(Raw records)
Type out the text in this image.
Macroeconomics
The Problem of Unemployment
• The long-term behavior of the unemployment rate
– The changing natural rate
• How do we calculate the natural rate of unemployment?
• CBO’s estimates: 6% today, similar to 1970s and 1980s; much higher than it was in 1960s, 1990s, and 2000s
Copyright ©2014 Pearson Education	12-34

▸ EXERCISE AIM
Report how many lines in the data contain the word "natural", with no words besides the number.

▸ OUTPUT BELOW
2